— Begin Supplied records —

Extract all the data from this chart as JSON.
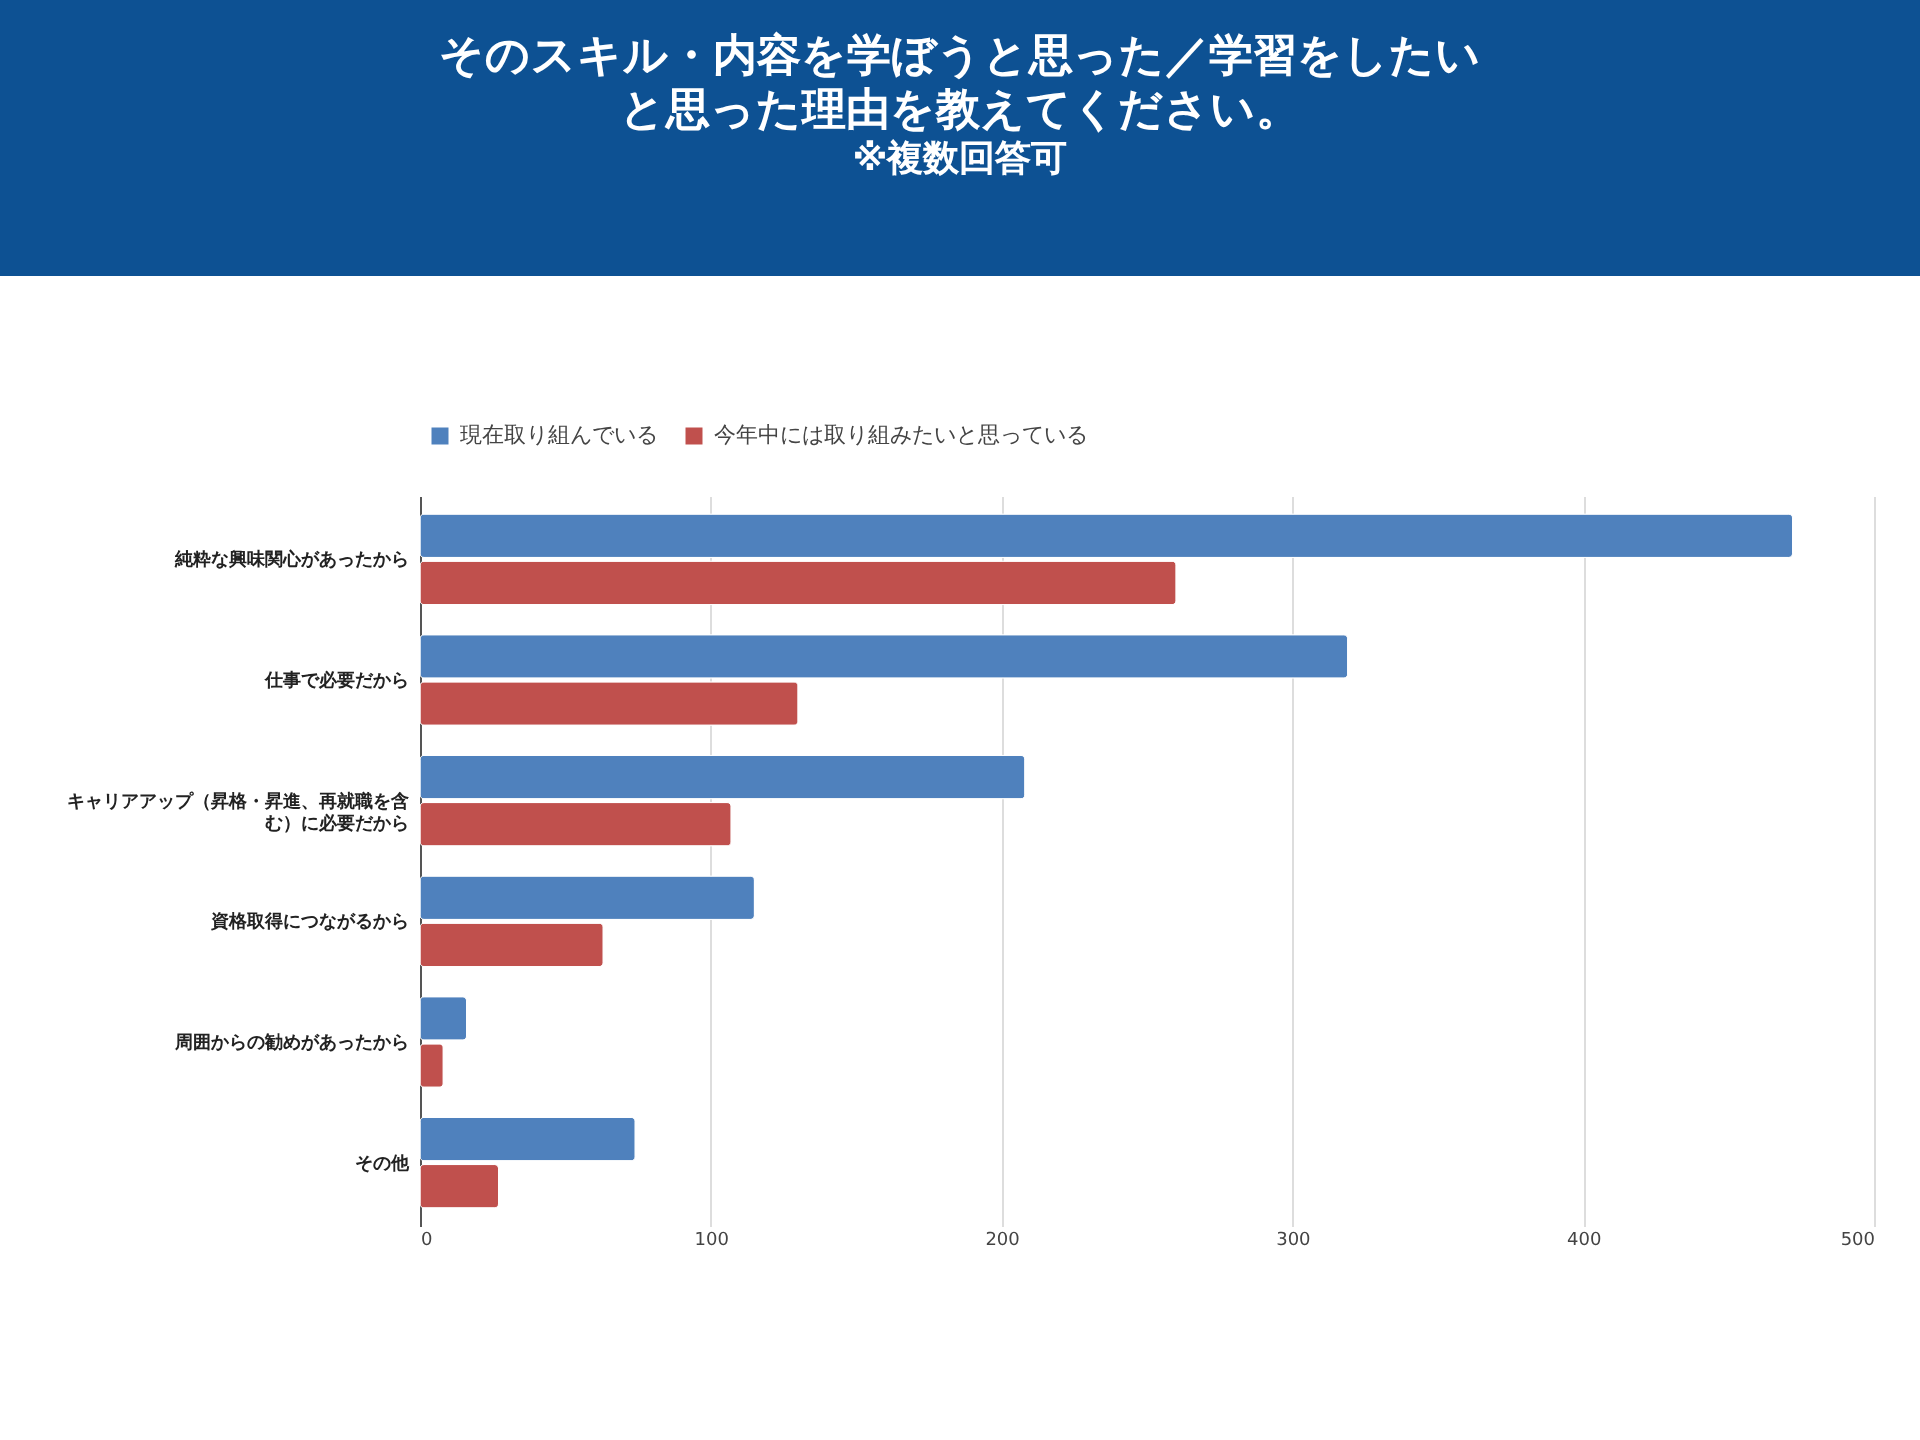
{
  "chart_data": {
    "type": "bar",
    "orientation": "horizontal",
    "title": "そのスキル・内容を学ぼうと思った／学習をしたいと思った理由を教えてください。",
    "subtitle": "※複数回答可",
    "categories": [
      "純粋な興味関心があったから",
      "仕事で必要だから",
      "キャリアアップ（昇格・昇進、再就職を含む）に必要だから",
      "資格取得につながるから",
      "周囲からの勧めがあったから",
      "その他"
    ],
    "series": [
      {
        "name": "現在取り組んでいる",
        "color": "#4f81bd",
        "values": [
          472,
          319,
          208,
          115,
          16,
          74
        ]
      },
      {
        "name": "今年中には取り組みたいと思っている",
        "color": "#c0504d",
        "values": [
          260,
          130,
          107,
          63,
          8,
          27
        ]
      }
    ],
    "xlim": [
      0,
      500
    ],
    "xticks": [
      0,
      100,
      200,
      300,
      400,
      500
    ],
    "grid": "x",
    "legend": "top"
  }
}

— End Supplied records —

Task description: State the number of lines in the data that include the string "name", and add nothing else.

Answer to this task: 2